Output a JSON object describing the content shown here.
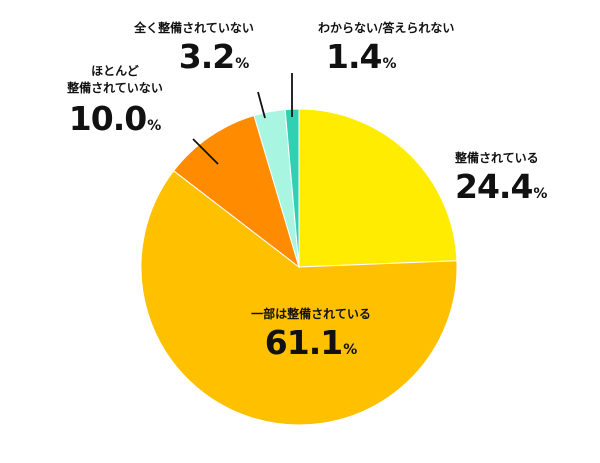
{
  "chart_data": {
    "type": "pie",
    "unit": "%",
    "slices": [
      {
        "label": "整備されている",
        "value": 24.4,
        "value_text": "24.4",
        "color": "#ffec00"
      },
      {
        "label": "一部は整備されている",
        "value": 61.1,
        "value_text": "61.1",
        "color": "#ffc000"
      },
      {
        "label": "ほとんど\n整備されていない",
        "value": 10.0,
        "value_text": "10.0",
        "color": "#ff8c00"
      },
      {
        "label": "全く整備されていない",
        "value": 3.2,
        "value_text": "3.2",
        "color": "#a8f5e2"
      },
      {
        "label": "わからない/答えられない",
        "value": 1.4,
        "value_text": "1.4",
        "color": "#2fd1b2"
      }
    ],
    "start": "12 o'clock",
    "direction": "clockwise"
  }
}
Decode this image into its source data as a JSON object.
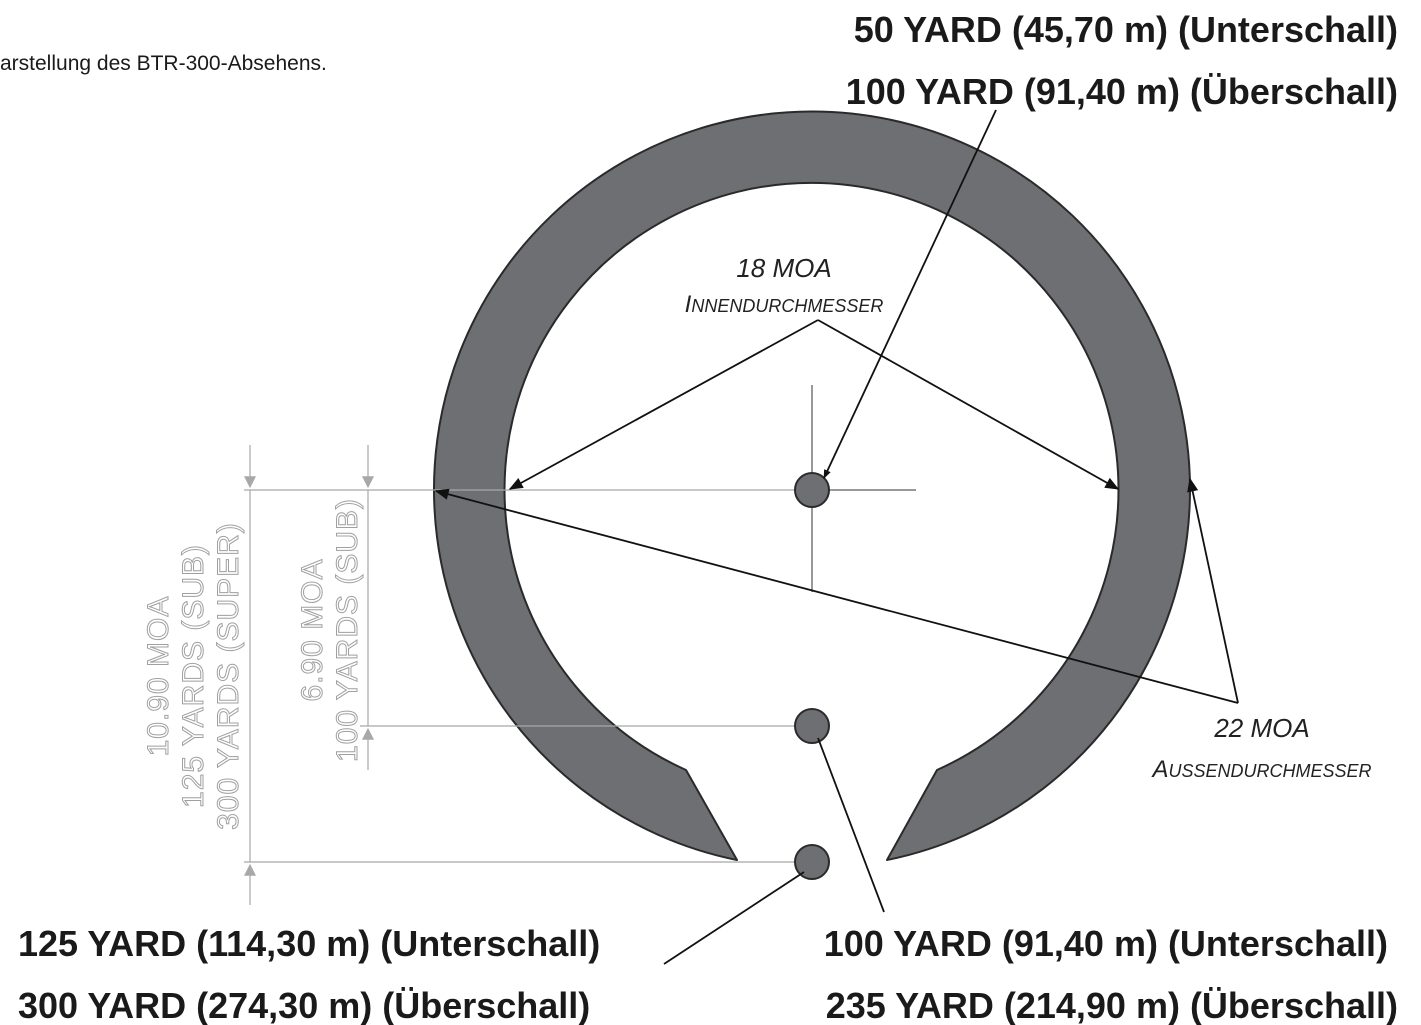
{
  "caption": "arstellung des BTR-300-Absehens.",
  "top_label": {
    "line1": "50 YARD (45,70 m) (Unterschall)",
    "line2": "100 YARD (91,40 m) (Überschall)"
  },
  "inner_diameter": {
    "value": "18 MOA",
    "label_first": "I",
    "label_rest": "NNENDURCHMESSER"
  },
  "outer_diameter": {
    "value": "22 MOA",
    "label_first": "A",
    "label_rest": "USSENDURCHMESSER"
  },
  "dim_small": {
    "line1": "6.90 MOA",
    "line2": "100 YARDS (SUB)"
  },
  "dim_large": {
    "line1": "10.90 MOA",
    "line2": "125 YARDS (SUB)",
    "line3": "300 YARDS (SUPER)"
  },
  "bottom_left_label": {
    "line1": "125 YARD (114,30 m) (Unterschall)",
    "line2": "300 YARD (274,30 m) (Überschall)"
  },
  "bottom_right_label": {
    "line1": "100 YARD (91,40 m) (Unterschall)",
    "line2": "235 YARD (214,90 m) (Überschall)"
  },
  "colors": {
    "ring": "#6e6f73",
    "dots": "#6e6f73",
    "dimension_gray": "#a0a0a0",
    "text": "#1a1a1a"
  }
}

...

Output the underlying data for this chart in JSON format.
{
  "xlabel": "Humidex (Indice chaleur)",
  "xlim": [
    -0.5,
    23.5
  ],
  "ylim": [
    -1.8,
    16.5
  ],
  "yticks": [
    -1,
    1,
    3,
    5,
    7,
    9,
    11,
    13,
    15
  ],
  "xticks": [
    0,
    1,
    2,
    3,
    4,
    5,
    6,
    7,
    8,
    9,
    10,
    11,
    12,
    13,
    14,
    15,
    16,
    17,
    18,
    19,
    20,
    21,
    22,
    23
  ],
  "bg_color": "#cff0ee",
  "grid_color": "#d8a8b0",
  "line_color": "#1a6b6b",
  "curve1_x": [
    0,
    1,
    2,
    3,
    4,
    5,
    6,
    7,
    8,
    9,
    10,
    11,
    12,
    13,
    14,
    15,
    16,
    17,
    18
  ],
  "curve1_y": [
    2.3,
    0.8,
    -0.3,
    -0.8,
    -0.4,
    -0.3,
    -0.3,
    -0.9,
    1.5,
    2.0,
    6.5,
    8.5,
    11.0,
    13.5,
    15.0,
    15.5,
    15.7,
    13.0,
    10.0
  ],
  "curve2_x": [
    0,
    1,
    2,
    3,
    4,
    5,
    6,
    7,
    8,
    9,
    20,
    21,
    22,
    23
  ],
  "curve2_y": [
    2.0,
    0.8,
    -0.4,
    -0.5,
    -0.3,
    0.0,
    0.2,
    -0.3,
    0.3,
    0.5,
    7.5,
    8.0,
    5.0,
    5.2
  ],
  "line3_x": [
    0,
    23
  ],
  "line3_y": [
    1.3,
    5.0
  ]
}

==

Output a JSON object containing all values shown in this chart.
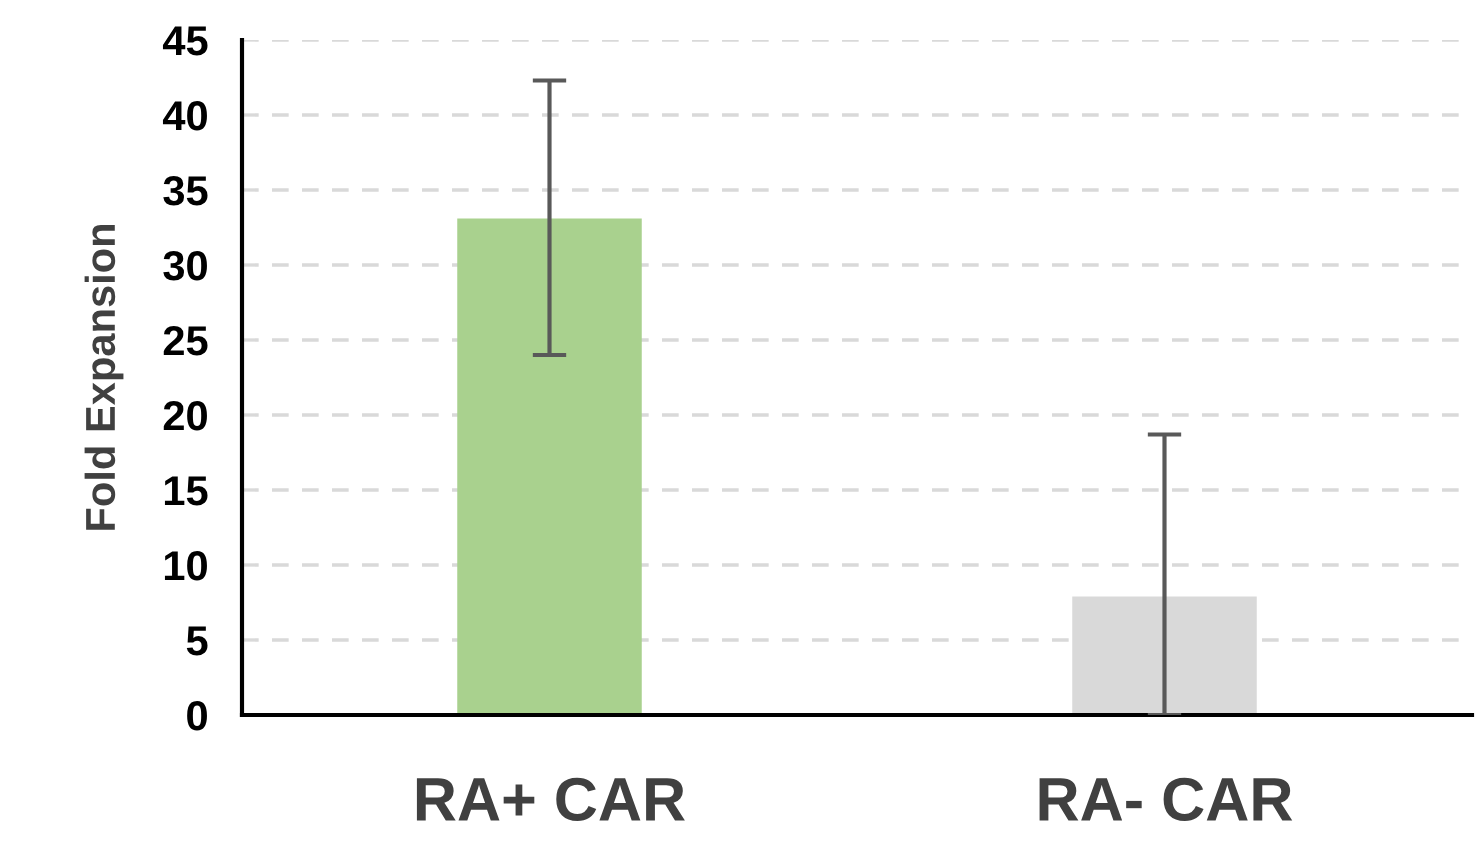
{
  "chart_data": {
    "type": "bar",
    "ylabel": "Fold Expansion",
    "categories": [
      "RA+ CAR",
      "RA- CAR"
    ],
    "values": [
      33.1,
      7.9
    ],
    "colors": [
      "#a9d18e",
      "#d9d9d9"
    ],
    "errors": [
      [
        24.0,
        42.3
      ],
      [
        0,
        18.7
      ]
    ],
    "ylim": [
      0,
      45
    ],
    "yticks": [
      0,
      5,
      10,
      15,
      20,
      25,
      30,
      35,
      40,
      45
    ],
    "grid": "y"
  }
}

* **Given problem**: Pick every line with "values" in it and copy it.

* **Full response**:
Output a JSON object containing all values shown in this chart.
    "values": [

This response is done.